======== Entries provided

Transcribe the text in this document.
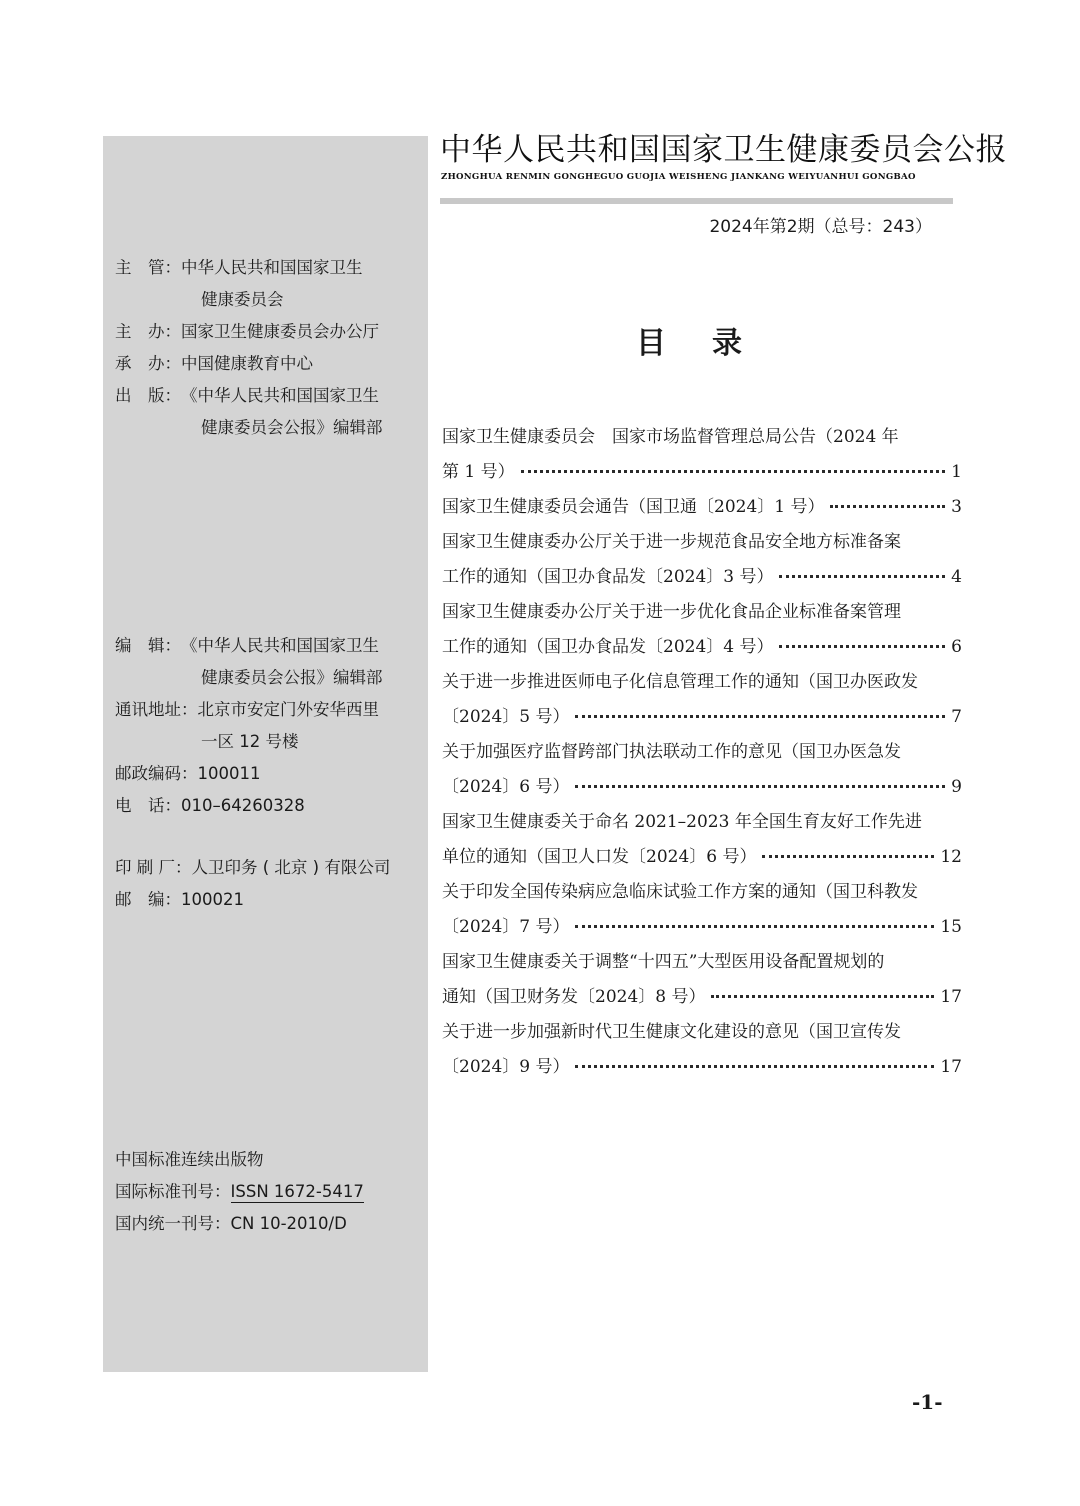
主　管： 中华人民共和国国家卫生
健康委员会
主　办： 国家卫生健康委员会办公厅
承　办： 中国健康教育中心
出　版： 《中华人民共和国国家卫生
健康委员会公报》编辑部
编　辑： 《中华人民共和国国家卫生
健康委员会公报》编辑部
通讯地址： 北京市安定门外安华西里
一区 12 号楼
邮政编码： 100011
电　话： 010–64260328
印 刷 厂： 人卫印务 ( 北京 ) 有限公司
邮　编： 100021
中国标准连续出版物
国际标准刊号：ISSN 1672-5417
国内统一刊号：CN 10-2010/D
中华人民共和国国家卫生健康委员会公报
ZHONGHUA RENMIN GONGHEGUO GUOJIA WEISHENG JIANKANG WEIYUANHUI GONGBAO
2024年第2期（总号：243）
目录
国家卫生健康委员会　国家市场监督管理总局公告（2024 年
第 1 号）	1
国家卫生健康委员会通告（国卫通〔2024〕1 号）	3
国家卫生健康委办公厅关于进一步规范食品安全地方标准备案
工作的通知（国卫办食品发〔2024〕3 号）	4
国家卫生健康委办公厅关于进一步优化食品企业标准备案管理
工作的通知（国卫办食品发〔2024〕4 号）	6
关于进一步推进医师电子化信息管理工作的通知（国卫办医政发
〔2024〕5 号）	7
关于加强医疗监督跨部门执法联动工作的意见（国卫办医急发
〔2024〕6 号）	9
国家卫生健康委关于命名 2021–2023 年全国生育友好工作先进
单位的通知（国卫人口发〔2024〕6 号）	12
关于印发全国传染病应急临床试验工作方案的通知（国卫科教发
〔2024〕7 号）	15
国家卫生健康委关于调整“十四五”大型医用设备配置规划的
通知（国卫财务发〔2024〕8 号）	17
关于进一步加强新时代卫生健康文化建设的意见（国卫宣传发
〔2024〕9 号）	17
-1-
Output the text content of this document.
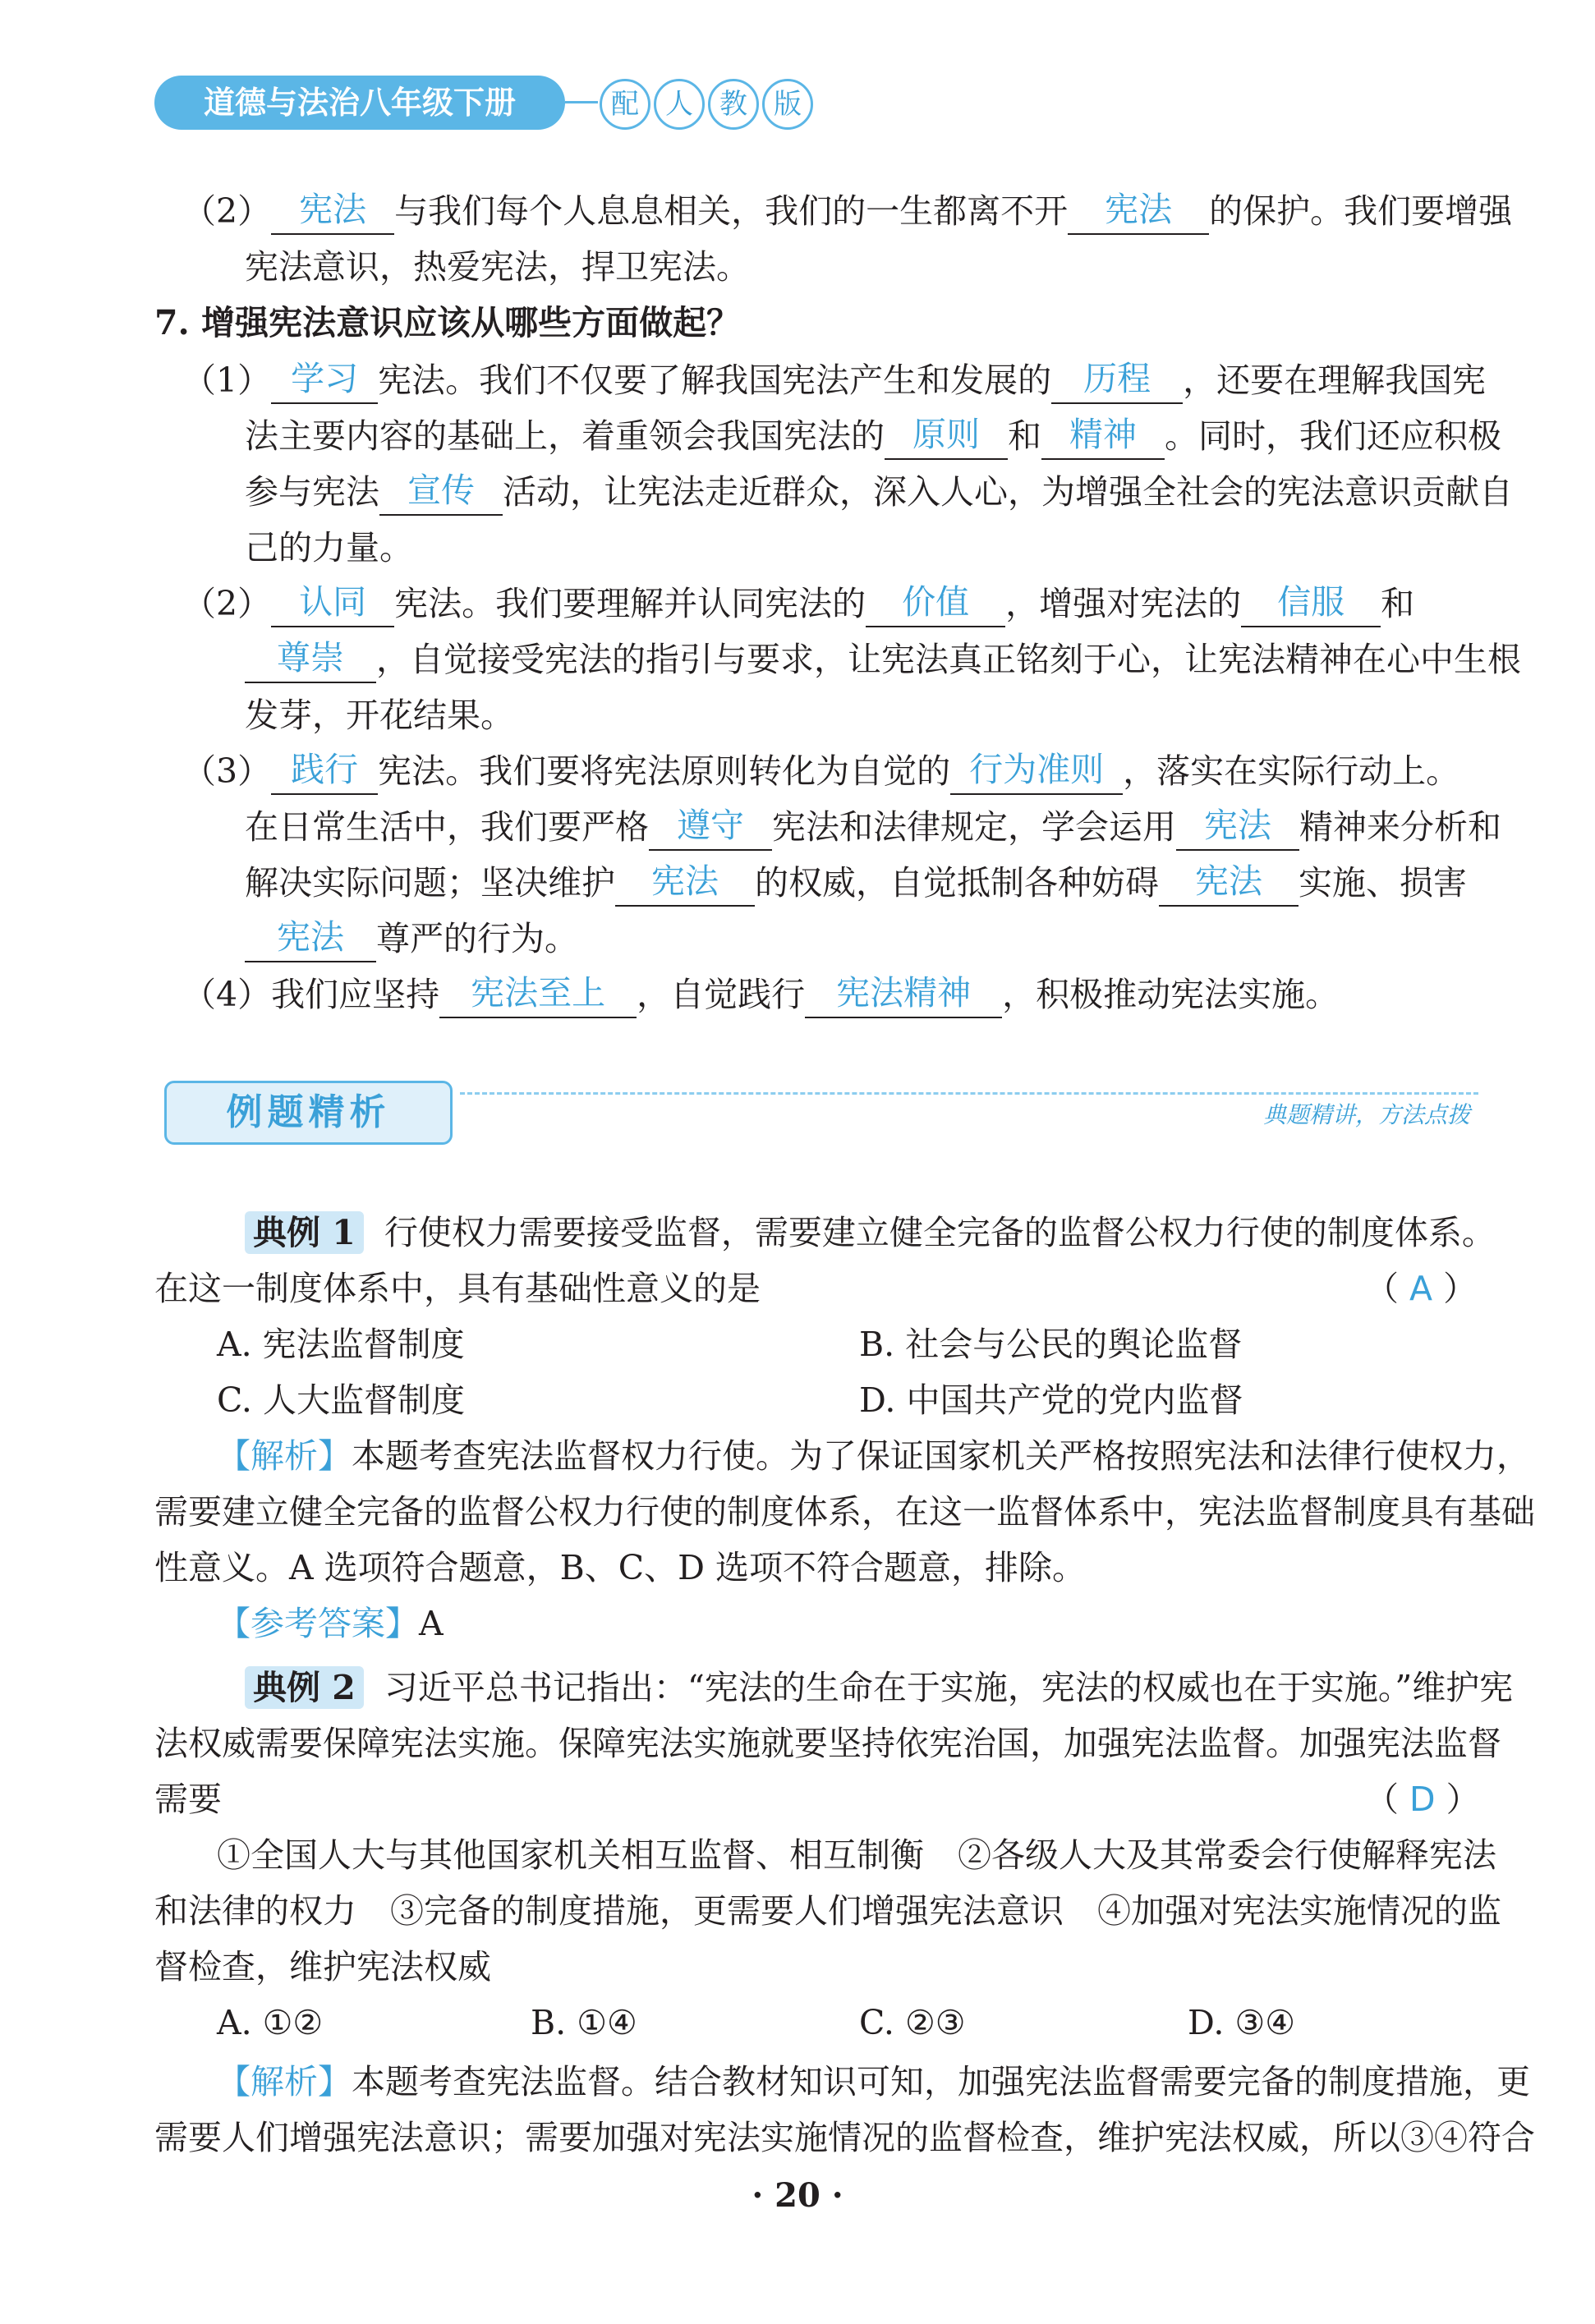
道德与法治八年级下册	配 人 教 版
（2） 宪法 与我们每个人息息相关，我们的一生都离不开 宪法 的保护。我们要增强
宪法意识，热爱宪法，捍卫宪法。
7. 增强宪法意识应该从哪些方面做起？
（1） 学习 宪法。我们不仅要了解我国宪法产生和发展的 历程 ，还要在理解我国宪
法主要内容的基础上，着重领会我国宪法的 原则 和 精神 。同时，我们还应积极
参与宪法 宣传 活动，让宪法走近群众，深入人心，为增强全社会的宪法意识贡献自
己的力量。
（2） 认同 宪法。我们要理解并认同宪法的 价值 ，增强对宪法的 信服 和
尊崇 ，自觉接受宪法的指引与要求，让宪法真正铭刻于心，让宪法精神在心中生根
发芽，开花结果。
（3） 践行 宪法。我们要将宪法原则转化为自觉的 行为准则 ，落实在实际行动上。
在日常生活中，我们要严格 遵守 宪法和法律规定，学会运用 宪法 精神来分析和
解决实际问题；坚决维护 宪法 的权威，自觉抵制各种妨碍 宪法 实施、损害
宪法 尊严的行为。
（4）我们应坚持 宪法至上 ，自觉践行 宪法精神 ，积极推动宪法实施。
例题精析	典题精讲，方法点拨
典例 1 行使权力需要接受监督，需要建立健全完备的监督公权力行使的制度体系。
在这一制度体系中，具有基础性意义的是	（ A ）
A. 宪法监督制度	B. 社会与公民的舆论监督
C. 人大监督制度	D. 中国共产党的党内监督
【解析】本题考查宪法监督权力行使。为了保证国家机关严格按照宪法和法律行使权力，
需要建立健全完备的监督公权力行使的制度体系，在这一监督体系中，宪法监督制度具有基础
性意义。A 选项符合题意，B、C、D 选项不符合题意，排除。
【参考答案】A
典例 2 习近平总书记指出：“宪法的生命在于实施，宪法的权威也在于实施。”维护宪
法权威需要保障宪法实施。保障宪法实施就要坚持依宪治国，加强宪法监督。加强宪法监督
需要	（ D ）
①全国人大与其他国家机关相互监督、相互制衡　②各级人大及其常委会行使解释宪法
和法律的权力　③完备的制度措施，更需要人们增强宪法意识　④加强对宪法实施情况的监
督检查，维护宪法权威
A. ①②	B. ①④	C. ②③	D. ③④
【解析】本题考查宪法监督。结合教材知识可知，加强宪法监督需要完备的制度措施，更
需要人们增强宪法意识；需要加强对宪法实施情况的监督检查，维护宪法权威，所以③④符合
· 20 ·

================

> _Your task_:
Reproduce the full listing faithfully, but do not carry over any pictures.

> _Reply to the task_:
Transcribe the text in this document.
主　管： 中华人民共和国国家卫生
健康委员会
主　办： 国家卫生健康委员会办公厅
承　办： 中国健康教育中心
出　版： 《中华人民共和国国家卫生
健康委员会公报》编辑部
编　辑： 《中华人民共和国国家卫生
健康委员会公报》编辑部
通讯地址： 北京市安定门外安华西里
一区 12 号楼
邮政编码： 100011
电　话： 010–64260328
印 刷 厂： 人卫印务 ( 北京 ) 有限公司
邮　编： 100021
中国标准连续出版物
国际标准刊号：ISSN 1672-5417
国内统一刊号：CN 10-2010/D
中华人民共和国国家卫生健康委员会公报
ZHONGHUA RENMIN GONGHEGUO GUOJIA WEISHENG JIANKANG WEIYUANHUI GONGBAO
2024年第2期（总号：243）
目录
国家卫生健康委员会　国家市场监督管理总局公告（2024 年
第 1 号）	1
国家卫生健康委员会通告（国卫通〔2024〕1 号）	3
国家卫生健康委办公厅关于进一步规范食品安全地方标准备案
工作的通知（国卫办食品发〔2024〕3 号）	4
国家卫生健康委办公厅关于进一步优化食品企业标准备案管理
工作的通知（国卫办食品发〔2024〕4 号）	6
关于进一步推进医师电子化信息管理工作的通知（国卫办医政发
〔2024〕5 号）	7
关于加强医疗监督跨部门执法联动工作的意见（国卫办医急发
〔2024〕6 号）	9
国家卫生健康委关于命名 2021–2023 年全国生育友好工作先进
单位的通知（国卫人口发〔2024〕6 号）	12
关于印发全国传染病应急临床试验工作方案的通知（国卫科教发
〔2024〕7 号）	15
国家卫生健康委关于调整“十四五”大型医用设备配置规划的
通知（国卫财务发〔2024〕8 号）	17
关于进一步加强新时代卫生健康文化建设的意见（国卫宣传发
〔2024〕9 号）	17
-1-
Output the text content of this document.
道德与法治八年级下册	配 人 教 版
（2） 宪法 与我们每个人息息相关，我们的一生都离不开 宪法 的保护。我们要增强
宪法意识，热爱宪法，捍卫宪法。
7. 增强宪法意识应该从哪些方面做起？
（1） 学习 宪法。我们不仅要了解我国宪法产生和发展的 历程 ，还要在理解我国宪
法主要内容的基础上，着重领会我国宪法的 原则 和 精神 。同时，我们还应积极
参与宪法 宣传 活动，让宪法走近群众，深入人心，为增强全社会的宪法意识贡献自
己的力量。
（2） 认同 宪法。我们要理解并认同宪法的 价值 ，增强对宪法的 信服 和
尊崇 ，自觉接受宪法的指引与要求，让宪法真正铭刻于心，让宪法精神在心中生根
发芽，开花结果。
（3） 践行 宪法。我们要将宪法原则转化为自觉的 行为准则 ，落实在实际行动上。
在日常生活中，我们要严格 遵守 宪法和法律规定，学会运用 宪法 精神来分析和
解决实际问题；坚决维护 宪法 的权威，自觉抵制各种妨碍 宪法 实施、损害
宪法 尊严的行为。
（4）我们应坚持 宪法至上 ，自觉践行 宪法精神 ，积极推动宪法实施。
例题精析	典题精讲，方法点拨
典例 1 行使权力需要接受监督，需要建立健全完备的监督公权力行使的制度体系。
在这一制度体系中，具有基础性意义的是	（ A ）
A. 宪法监督制度	B. 社会与公民的舆论监督
C. 人大监督制度	D. 中国共产党的党内监督
【解析】本题考查宪法监督权力行使。为了保证国家机关严格按照宪法和法律行使权力，
需要建立健全完备的监督公权力行使的制度体系，在这一监督体系中，宪法监督制度具有基础
性意义。A 选项符合题意，B、C、D 选项不符合题意，排除。
【参考答案】A
典例 2 习近平总书记指出：“宪法的生命在于实施，宪法的权威也在于实施。”维护宪
法权威需要保障宪法实施。保障宪法实施就要坚持依宪治国，加强宪法监督。加强宪法监督
需要	（ D ）
①全国人大与其他国家机关相互监督、相互制衡　②各级人大及其常委会行使解释宪法
和法律的权力　③完备的制度措施，更需要人们增强宪法意识　④加强对宪法实施情况的监
督检查，维护宪法权威
A. ①②	B. ①④	C. ②③	D. ③④
【解析】本题考查宪法监督。结合教材知识可知，加强宪法监督需要完备的制度措施，更
需要人们增强宪法意识；需要加强对宪法实施情况的监督检查，维护宪法权威，所以③④符合
· 20 ·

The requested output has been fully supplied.